Look through the data below and report how many lines include "الدمشقي". Only the number should be given.
___ Data provided
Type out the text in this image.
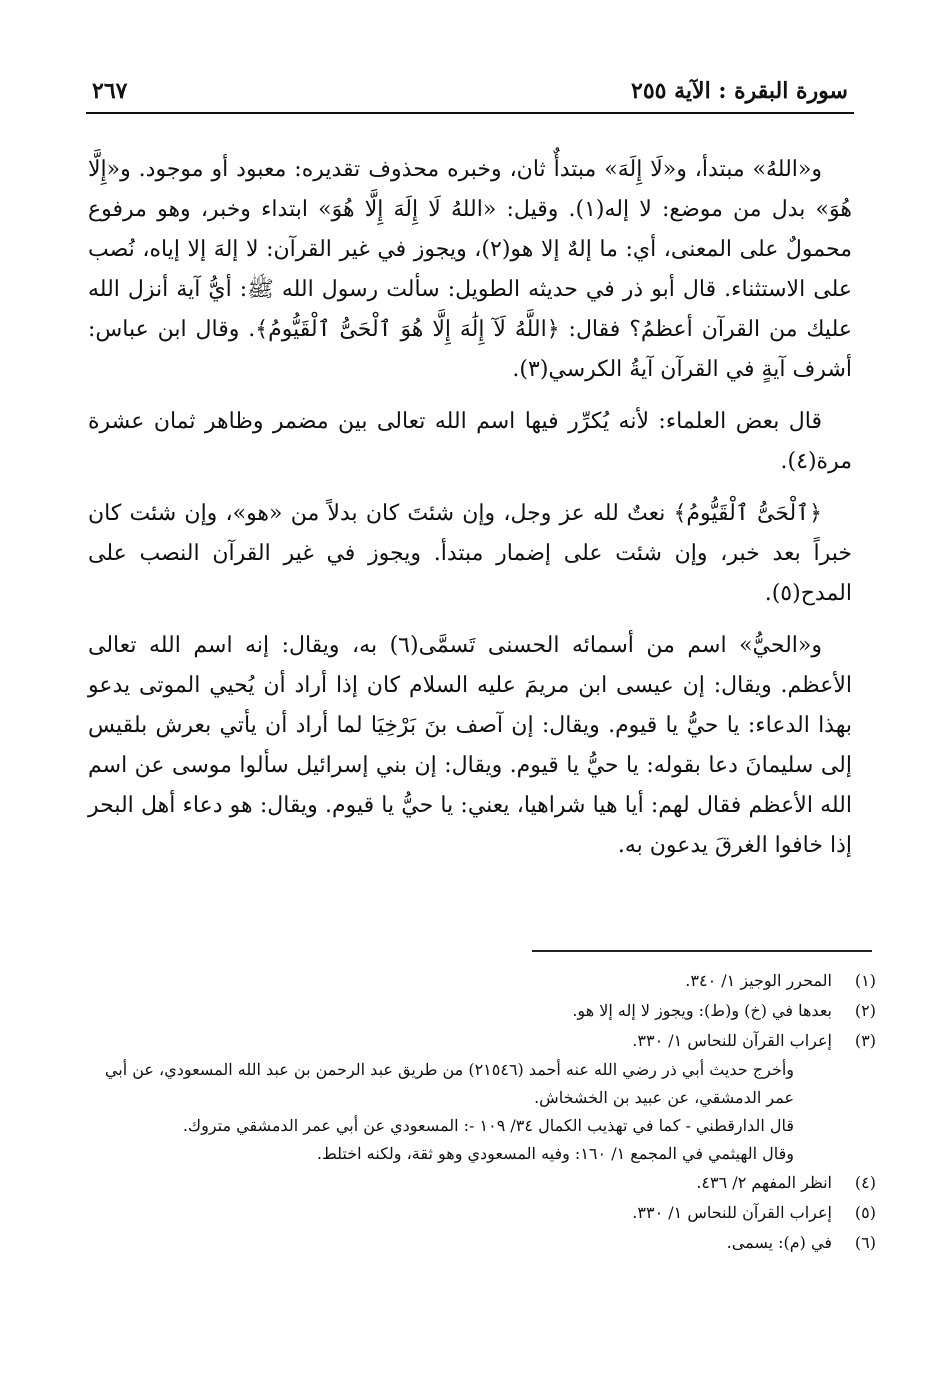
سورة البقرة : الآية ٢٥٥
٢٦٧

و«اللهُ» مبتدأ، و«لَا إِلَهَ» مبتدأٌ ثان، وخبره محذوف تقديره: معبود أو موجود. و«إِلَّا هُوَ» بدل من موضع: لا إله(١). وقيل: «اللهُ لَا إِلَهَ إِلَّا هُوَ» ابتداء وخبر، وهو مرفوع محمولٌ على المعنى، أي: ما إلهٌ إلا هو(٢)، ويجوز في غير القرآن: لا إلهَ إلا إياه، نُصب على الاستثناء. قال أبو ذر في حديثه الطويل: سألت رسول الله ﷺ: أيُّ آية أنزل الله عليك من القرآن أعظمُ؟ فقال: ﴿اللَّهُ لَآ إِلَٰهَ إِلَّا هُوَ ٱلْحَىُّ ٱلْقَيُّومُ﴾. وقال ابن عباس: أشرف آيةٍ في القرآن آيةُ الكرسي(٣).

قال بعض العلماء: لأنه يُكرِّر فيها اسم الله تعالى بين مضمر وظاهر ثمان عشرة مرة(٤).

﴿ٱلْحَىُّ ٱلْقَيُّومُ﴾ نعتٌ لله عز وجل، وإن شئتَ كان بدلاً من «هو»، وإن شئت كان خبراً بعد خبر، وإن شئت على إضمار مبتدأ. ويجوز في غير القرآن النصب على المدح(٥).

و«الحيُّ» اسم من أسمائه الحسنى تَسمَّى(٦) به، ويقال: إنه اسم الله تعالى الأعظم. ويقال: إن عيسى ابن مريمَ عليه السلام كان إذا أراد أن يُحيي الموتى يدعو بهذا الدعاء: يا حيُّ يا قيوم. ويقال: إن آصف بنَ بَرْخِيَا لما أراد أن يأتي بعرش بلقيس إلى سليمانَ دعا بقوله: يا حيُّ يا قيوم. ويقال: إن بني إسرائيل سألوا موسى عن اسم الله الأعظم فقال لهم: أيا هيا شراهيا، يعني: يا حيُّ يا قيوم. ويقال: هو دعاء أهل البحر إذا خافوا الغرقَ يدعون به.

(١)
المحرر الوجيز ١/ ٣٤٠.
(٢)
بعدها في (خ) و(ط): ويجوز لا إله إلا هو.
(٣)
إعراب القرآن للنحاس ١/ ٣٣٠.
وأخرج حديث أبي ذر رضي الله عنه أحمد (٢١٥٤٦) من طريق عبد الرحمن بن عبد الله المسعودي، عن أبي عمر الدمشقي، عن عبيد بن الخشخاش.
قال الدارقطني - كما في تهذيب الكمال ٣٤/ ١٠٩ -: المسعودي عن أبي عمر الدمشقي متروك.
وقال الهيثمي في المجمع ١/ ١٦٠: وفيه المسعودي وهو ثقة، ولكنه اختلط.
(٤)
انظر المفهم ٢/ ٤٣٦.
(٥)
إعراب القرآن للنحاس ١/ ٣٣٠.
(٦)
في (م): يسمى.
______
___ Data provided
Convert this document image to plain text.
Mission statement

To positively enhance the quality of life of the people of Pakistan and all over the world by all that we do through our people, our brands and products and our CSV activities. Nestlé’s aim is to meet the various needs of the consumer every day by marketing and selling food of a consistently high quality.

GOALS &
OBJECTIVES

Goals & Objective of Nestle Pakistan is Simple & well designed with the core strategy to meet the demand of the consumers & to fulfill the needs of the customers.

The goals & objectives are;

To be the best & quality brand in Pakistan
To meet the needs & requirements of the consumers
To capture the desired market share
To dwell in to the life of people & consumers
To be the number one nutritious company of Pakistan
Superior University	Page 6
______
- Final result
2